**SHORT EXERCISE 1:**
In the Gaussian vs non-Gaussian noise text, what average standard deviation of the posterior W is reported?

**TEXT SECTION:**
....

Gaussian vs Non-Gaussian Noise
To illustrate that the non-Gaussian model is preferred when the data truly contains heavy tails, we fit the same data with Gaussian innovations and compare the log-likelihood.
fit_gauss <- ngme(
Y ~ 0 +
f(idx,
model = var1(mesh = 1:T),
name = "var1field",
group = group,
noise = noise_normal()
),
data = df,
group = df$group,
family = noise_normal(),
control_opt = control_opt(
iterations = 500,
n_parallel_chain = 4,
seed = 42
)
)
#> Starting estimation...
#>
#> Starting posterior sampling...
#> Posterior sampling done!
#> Average standard deviation of the posterior W: 1.73551
#> Note:
#> 1. Use ngme_post_samples(..) to access the posterior samples.
#> 2. Use ngme_result(..) to access different latent models.
ll_nig <- compute_log_like(fit)[[1]]
ll_gauss <- compute_log_like(fit_gauss)[[1]]
cat("NIG model - log-likelihood:", round(ll_nig, 2), "\n")
#> NIG model - log-likelihood: 0
cat("Gauss model - log-likelihood:", round(ll_gauss, 2), "\n")

....

**SHORT EXERCISE 2:**
Please rewrite the part of the records that opens with the first line and closes with the line containing "y-tick-label: 500 [308,878,323,887]", changing "x-tick-label" to "x-axis-label" and leaving everything else unchanged. Give only those lines.

**RECORD SET:**
....

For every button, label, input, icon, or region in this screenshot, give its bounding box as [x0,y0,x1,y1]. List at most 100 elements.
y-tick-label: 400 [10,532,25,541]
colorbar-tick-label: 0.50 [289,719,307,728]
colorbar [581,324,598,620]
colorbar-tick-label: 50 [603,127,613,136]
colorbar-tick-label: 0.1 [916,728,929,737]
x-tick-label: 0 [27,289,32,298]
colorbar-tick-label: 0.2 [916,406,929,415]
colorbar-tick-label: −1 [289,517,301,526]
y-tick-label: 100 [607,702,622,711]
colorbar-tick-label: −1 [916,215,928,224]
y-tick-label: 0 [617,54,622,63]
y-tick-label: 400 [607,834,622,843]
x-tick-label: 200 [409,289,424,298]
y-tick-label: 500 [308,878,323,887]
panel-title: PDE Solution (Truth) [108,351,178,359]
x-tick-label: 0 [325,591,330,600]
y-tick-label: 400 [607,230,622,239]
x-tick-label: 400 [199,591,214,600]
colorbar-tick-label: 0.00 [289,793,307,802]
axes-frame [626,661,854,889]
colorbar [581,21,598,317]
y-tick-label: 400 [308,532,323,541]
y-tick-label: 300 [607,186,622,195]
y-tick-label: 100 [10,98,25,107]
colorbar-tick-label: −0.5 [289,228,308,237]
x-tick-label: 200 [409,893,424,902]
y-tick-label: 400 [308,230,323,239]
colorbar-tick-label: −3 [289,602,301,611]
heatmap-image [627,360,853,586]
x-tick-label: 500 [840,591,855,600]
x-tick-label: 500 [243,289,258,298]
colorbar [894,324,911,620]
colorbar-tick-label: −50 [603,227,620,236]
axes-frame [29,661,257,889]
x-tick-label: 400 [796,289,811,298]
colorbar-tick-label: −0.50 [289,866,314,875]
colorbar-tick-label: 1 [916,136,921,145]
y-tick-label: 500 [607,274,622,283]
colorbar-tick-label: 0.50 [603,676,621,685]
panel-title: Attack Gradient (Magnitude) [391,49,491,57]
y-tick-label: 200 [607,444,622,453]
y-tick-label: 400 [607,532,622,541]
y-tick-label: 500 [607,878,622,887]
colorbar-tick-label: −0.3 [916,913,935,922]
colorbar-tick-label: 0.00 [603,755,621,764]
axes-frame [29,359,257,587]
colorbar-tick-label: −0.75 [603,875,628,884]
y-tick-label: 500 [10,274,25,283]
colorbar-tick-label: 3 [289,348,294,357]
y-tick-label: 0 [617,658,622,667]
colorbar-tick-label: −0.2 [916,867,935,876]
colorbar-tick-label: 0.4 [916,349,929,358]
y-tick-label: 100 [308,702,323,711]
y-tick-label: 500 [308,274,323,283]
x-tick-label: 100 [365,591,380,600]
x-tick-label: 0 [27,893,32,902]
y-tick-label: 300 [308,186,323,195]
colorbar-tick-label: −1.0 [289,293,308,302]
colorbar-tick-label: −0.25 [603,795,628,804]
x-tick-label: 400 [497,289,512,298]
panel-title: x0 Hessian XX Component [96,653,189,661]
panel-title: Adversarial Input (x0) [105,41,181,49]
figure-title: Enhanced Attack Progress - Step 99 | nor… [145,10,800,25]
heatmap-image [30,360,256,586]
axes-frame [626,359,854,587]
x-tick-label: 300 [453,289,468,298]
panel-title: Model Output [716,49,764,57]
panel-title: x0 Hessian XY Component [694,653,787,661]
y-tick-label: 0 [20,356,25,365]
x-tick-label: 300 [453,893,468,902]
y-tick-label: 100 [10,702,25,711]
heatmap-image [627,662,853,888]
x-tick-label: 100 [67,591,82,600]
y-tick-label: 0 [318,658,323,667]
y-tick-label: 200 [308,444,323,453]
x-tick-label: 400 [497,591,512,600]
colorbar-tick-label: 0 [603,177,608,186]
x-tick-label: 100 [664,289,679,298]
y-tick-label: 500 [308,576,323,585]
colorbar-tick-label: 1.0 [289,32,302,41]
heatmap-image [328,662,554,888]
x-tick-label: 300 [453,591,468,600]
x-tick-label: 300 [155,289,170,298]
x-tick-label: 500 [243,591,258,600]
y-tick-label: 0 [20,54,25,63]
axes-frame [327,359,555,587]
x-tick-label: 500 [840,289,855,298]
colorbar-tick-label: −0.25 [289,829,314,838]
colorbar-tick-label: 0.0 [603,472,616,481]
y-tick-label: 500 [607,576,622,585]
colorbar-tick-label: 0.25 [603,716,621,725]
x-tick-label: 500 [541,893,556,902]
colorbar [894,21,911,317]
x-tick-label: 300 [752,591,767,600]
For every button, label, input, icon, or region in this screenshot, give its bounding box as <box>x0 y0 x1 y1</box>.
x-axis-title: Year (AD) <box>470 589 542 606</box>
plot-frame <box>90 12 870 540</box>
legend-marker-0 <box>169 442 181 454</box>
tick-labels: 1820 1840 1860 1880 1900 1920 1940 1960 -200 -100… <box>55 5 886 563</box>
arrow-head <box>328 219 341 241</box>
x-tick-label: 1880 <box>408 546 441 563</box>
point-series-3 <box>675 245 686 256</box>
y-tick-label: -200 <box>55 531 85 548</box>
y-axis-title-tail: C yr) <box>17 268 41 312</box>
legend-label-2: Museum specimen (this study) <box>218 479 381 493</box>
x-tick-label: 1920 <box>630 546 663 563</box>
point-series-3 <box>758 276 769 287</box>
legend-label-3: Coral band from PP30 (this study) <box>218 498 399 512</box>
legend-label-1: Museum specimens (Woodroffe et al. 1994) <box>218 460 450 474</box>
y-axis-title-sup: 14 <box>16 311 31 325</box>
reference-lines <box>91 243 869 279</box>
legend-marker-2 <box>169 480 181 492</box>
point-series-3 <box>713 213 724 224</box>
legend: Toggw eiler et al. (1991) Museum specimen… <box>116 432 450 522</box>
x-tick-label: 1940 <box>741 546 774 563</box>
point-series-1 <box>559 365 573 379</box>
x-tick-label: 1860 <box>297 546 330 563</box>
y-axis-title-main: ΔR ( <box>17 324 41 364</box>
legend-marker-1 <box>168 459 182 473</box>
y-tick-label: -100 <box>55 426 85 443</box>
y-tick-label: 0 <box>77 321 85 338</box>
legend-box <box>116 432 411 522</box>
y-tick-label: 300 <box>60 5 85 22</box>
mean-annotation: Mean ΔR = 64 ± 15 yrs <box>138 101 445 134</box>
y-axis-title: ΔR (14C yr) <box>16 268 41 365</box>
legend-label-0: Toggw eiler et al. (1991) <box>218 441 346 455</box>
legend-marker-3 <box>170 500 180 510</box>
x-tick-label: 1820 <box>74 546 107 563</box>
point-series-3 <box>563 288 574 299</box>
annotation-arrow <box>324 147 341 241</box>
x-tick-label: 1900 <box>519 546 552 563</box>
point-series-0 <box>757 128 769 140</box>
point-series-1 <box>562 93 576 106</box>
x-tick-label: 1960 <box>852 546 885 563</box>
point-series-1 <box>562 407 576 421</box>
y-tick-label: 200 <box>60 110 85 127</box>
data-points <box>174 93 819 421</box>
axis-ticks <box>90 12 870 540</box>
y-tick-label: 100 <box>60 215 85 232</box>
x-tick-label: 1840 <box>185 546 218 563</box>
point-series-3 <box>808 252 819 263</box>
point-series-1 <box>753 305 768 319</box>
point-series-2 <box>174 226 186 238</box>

....

**WRITTEN ANSWER 1:**
1.73551

**WRITTEN ANSWER 2:**
For every button, label, input, icon, or region in this screenshot, give its bounding box as [x0,y0,x1,y1]. List at most 100 elements.
y-tick-label: 400 [10,532,25,541]
colorbar-tick-label: 0.50 [289,719,307,728]
colorbar [581,324,598,620]
colorbar-tick-label: 50 [603,127,613,136]
colorbar-tick-label: 0.1 [916,728,929,737]
x-axis-label: 0 [27,289,32,298]
colorbar-tick-label: 0.2 [916,406,929,415]
colorbar-tick-label: −1 [289,517,301,526]
y-tick-label: 100 [607,702,622,711]
colorbar-tick-label: −1 [916,215,928,224]
y-tick-label: 0 [617,54,622,63]
y-tick-label: 400 [607,834,622,843]
x-axis-label: 200 [409,289,424,298]
y-tick-label: 500 [308,878,323,887]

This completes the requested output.